**EXERCISE GOAL**
Will you write out all the entries below exactly?

— start of TASK INPUTS —

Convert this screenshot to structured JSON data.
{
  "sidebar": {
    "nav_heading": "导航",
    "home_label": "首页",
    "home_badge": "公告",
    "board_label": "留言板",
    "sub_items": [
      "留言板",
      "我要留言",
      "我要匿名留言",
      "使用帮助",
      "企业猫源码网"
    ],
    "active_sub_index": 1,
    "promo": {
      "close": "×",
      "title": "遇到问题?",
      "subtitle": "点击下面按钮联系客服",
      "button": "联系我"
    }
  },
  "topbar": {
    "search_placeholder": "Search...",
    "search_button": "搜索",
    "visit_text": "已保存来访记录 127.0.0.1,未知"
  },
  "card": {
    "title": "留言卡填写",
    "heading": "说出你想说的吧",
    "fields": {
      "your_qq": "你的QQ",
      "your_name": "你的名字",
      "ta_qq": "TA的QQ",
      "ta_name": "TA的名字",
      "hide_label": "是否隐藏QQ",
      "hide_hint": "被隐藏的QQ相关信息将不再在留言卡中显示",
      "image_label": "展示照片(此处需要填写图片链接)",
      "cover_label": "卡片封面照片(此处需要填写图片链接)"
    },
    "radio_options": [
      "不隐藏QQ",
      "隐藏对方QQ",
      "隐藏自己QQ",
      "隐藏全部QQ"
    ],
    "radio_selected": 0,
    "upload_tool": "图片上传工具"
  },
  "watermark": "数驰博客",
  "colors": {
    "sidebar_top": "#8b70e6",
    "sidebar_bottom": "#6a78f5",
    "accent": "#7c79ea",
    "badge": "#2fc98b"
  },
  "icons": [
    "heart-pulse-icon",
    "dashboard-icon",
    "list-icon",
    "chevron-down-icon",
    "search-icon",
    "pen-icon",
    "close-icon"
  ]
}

— end of TASK INPUTS —

**RESPONSE TO THE TASK**
Convert this screenshot to structured JSON data.
{
  "sidebar": {
    "nav_heading": "导航",
    "home_label": "首页",
    "home_badge": "公告",
    "board_label": "留言板",
    "sub_items": [
      "留言板",
      "我要留言",
      "我要匿名留言",
      "使用帮助",
      "企业猫源码网"
    ],
    "active_sub_index": 1,
    "promo": {
      "close": "×",
      "title": "遇到问题?",
      "subtitle": "点击下面按钮联系客服",
      "button": "联系我"
    }
  },
  "topbar": {
    "search_placeholder": "Search...",
    "search_button": "搜索",
    "visit_text": "已保存来访记录 127.0.0.1,未知"
  },
  "card": {
    "title": "留言卡填写",
    "heading": "说出你想说的吧",
    "fields": {
      "your_qq": "你的QQ",
      "your_name": "你的名字",
      "ta_qq": "TA的QQ",
      "ta_name": "TA的名字",
      "hide_label": "是否隐藏QQ",
      "hide_hint": "被隐藏的QQ相关信息将不再在留言卡中显示",
      "image_label": "展示照片(此处需要填写图片链接)",
      "cover_label": "卡片封面照片(此处需要填写图片链接)"
    },
    "radio_options": [
      "不隐藏QQ",
      "隐藏对方QQ",
      "隐藏自己QQ",
      "隐藏全部QQ"
    ],
    "radio_selected": 0,
    "upload_tool": "图片上传工具"
  },
  "watermark": "数驰博客",
  "colors": {
    "sidebar_top": "#8b70e6",
    "sidebar_bottom": "#6a78f5",
    "accent": "#7c79ea",
    "badge": "#2fc98b"
  },
  "icons": [
    "heart-pulse-icon",
    "dashboard-icon",
    "list-icon",
    "chevron-down-icon",
    "search-icon",
    "pen-icon",
    "close-icon"
  ]
}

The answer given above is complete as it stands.